--- Begin Extracted data ---
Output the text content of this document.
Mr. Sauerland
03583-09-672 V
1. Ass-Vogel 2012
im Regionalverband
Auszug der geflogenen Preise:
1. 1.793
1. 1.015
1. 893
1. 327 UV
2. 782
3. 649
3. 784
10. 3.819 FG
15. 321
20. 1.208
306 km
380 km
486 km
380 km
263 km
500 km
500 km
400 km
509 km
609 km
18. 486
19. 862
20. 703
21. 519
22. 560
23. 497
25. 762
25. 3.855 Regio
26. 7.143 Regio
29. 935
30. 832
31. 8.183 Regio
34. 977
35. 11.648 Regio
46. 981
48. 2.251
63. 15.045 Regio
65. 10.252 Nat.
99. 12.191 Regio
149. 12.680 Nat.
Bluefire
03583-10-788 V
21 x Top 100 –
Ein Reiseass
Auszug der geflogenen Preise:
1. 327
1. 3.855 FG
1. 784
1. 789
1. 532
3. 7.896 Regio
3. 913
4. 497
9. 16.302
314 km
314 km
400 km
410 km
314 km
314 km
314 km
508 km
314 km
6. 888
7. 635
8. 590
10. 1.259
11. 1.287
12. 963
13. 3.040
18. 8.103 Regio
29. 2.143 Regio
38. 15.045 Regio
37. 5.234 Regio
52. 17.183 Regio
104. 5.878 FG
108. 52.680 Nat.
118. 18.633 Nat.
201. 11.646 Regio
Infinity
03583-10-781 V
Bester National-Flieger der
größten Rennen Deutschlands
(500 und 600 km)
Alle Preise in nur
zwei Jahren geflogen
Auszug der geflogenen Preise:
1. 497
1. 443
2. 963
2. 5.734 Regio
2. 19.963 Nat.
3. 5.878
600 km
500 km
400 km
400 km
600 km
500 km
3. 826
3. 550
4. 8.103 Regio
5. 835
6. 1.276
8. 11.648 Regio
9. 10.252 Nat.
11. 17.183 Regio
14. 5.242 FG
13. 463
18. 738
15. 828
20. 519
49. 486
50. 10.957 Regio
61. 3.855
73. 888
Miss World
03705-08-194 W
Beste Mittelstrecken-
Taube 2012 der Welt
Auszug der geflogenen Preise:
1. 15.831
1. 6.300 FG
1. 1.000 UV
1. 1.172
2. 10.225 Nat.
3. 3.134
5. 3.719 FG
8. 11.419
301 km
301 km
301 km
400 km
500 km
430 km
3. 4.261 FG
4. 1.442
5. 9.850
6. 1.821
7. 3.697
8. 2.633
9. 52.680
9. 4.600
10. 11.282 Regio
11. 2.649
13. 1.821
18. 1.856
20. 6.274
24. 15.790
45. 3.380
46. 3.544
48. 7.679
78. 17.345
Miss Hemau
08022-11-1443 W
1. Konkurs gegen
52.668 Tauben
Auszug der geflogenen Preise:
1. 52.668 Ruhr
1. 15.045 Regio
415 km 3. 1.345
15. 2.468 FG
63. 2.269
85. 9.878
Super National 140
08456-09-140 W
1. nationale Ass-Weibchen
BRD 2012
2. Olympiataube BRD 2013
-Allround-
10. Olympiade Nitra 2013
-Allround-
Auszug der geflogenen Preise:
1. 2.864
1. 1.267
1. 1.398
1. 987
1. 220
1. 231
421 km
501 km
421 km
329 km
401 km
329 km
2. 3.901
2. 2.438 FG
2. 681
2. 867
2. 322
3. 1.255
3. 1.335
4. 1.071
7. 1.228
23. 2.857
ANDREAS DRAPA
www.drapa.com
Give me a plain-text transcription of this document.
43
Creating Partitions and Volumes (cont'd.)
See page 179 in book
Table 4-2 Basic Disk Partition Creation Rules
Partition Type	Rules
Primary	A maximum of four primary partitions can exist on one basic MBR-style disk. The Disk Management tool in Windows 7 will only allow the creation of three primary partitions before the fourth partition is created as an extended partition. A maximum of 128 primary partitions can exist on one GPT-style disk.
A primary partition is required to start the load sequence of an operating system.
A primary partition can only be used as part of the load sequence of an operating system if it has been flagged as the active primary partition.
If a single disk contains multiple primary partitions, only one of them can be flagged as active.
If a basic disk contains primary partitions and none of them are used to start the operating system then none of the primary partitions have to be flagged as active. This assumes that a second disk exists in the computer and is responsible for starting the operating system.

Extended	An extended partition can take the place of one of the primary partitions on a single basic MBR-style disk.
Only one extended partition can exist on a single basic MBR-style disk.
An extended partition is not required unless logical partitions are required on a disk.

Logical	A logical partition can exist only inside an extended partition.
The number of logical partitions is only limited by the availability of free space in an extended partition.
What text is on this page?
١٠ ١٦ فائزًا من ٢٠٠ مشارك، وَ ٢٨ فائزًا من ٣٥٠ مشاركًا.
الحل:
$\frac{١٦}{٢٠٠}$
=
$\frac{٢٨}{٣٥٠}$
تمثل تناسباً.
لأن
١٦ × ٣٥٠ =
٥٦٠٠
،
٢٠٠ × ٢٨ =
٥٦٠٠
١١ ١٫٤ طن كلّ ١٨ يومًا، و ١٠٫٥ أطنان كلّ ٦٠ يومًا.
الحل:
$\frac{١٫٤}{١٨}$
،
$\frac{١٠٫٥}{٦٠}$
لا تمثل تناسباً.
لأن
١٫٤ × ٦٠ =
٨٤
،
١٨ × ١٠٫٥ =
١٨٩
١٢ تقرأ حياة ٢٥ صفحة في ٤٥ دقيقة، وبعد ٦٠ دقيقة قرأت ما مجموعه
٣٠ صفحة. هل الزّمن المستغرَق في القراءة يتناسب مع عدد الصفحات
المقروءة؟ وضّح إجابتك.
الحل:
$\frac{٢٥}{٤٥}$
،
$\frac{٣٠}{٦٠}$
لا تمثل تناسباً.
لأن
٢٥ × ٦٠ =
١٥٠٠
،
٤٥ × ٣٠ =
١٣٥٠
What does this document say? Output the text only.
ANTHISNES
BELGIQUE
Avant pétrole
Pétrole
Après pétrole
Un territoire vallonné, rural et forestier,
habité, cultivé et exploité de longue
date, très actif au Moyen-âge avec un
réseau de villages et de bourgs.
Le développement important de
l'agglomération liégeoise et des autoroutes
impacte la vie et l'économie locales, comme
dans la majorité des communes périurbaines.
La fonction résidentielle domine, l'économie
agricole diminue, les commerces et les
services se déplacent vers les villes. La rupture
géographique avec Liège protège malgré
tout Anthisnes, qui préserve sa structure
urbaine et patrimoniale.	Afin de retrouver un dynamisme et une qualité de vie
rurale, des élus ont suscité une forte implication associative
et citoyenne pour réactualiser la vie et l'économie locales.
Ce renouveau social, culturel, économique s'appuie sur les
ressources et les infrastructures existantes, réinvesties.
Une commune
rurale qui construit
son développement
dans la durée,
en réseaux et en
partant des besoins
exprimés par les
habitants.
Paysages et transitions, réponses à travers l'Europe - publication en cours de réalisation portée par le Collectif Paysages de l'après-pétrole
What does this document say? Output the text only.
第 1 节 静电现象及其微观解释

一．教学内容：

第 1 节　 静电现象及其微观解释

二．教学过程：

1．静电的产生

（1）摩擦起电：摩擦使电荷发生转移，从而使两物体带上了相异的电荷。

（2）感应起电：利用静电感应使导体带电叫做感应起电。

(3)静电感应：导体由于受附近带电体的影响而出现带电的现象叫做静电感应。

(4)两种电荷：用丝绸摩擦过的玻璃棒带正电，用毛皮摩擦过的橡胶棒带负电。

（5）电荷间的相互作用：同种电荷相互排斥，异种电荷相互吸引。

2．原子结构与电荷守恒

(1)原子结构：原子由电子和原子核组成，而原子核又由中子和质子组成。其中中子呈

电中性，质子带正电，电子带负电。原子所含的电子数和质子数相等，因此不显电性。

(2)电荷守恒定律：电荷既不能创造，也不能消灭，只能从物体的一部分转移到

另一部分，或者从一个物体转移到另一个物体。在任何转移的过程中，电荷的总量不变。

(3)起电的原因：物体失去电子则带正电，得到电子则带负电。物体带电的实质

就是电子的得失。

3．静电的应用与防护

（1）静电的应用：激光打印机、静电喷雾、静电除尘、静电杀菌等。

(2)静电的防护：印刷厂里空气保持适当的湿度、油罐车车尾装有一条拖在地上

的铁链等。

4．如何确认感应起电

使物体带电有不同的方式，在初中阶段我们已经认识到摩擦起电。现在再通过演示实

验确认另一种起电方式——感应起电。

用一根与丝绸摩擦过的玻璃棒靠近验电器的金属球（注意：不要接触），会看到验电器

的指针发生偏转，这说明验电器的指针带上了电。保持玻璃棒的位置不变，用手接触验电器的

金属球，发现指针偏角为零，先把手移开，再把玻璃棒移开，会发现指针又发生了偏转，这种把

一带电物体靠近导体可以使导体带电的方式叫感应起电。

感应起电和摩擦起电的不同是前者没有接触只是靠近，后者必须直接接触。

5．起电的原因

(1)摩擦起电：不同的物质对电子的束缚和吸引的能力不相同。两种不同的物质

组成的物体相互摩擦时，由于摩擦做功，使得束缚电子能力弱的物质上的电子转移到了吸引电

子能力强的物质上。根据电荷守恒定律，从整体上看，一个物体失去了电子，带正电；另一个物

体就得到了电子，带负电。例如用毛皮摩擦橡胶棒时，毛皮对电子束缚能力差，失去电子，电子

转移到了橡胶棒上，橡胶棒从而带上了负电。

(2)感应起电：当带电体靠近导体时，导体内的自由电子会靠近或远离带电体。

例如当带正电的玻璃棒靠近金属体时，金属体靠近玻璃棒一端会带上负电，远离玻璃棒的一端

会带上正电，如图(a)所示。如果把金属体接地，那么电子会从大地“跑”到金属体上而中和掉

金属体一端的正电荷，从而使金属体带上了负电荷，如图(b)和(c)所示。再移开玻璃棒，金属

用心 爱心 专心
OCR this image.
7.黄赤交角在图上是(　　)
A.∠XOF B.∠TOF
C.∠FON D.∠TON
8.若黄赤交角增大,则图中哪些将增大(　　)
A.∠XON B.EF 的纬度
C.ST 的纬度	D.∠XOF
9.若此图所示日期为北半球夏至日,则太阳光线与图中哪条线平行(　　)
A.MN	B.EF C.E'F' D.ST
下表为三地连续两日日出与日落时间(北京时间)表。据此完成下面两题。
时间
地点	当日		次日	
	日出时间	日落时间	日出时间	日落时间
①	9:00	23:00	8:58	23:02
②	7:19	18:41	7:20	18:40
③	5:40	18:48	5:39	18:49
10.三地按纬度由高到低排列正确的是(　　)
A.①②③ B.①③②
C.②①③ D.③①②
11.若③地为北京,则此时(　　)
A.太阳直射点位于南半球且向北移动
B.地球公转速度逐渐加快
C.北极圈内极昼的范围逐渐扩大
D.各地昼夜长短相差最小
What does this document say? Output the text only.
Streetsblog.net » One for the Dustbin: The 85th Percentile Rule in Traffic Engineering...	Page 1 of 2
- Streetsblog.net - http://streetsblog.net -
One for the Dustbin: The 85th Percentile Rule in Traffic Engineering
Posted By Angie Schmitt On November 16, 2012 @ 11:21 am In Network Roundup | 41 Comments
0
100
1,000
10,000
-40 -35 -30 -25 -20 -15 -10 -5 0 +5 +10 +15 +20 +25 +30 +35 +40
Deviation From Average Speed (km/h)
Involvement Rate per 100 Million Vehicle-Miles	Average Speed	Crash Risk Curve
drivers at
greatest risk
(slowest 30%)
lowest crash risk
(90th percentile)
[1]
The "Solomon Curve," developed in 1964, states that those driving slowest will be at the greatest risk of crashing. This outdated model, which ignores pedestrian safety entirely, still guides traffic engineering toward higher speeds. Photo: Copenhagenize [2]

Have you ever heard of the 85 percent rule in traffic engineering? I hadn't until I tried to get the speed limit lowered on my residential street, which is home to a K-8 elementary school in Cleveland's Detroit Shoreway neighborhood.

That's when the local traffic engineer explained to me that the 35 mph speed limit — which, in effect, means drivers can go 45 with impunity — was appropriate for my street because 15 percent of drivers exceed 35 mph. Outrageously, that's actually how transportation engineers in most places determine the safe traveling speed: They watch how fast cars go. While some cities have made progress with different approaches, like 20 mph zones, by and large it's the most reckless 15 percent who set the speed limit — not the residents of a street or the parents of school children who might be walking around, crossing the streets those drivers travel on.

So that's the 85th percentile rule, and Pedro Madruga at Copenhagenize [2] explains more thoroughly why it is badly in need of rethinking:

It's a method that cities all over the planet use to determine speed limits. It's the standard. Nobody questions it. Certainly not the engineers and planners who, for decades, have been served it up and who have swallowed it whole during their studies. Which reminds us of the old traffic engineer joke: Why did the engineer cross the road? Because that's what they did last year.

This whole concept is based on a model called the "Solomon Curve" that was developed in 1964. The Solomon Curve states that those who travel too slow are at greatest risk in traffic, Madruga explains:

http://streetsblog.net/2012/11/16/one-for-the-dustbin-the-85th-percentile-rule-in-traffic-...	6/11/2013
--- End Extracted data ---
What you need to do >> Copy out every line of the material above that mentions the word "extended".

Answer to this task >>
Primary	A maximum of four primary partitions can exist on one basic MBR-style disk. The Disk Management tool in Windows 7 will only allow the creation of three primary partitions before the fourth partition is created as an extended partition. A maximum of 128 primary partitions can exist on one GPT-style disk.
Extended	An extended partition can take the place of one of the primary partitions on a single basic MBR-style disk.
Only one extended partition can exist on a single basic MBR-style disk.
An extended partition is not required unless logical partitions are required on a disk.
Logical	A logical partition can exist only inside an extended partition.
The number of logical partitions is only limited by the availability of free space in an extended partition.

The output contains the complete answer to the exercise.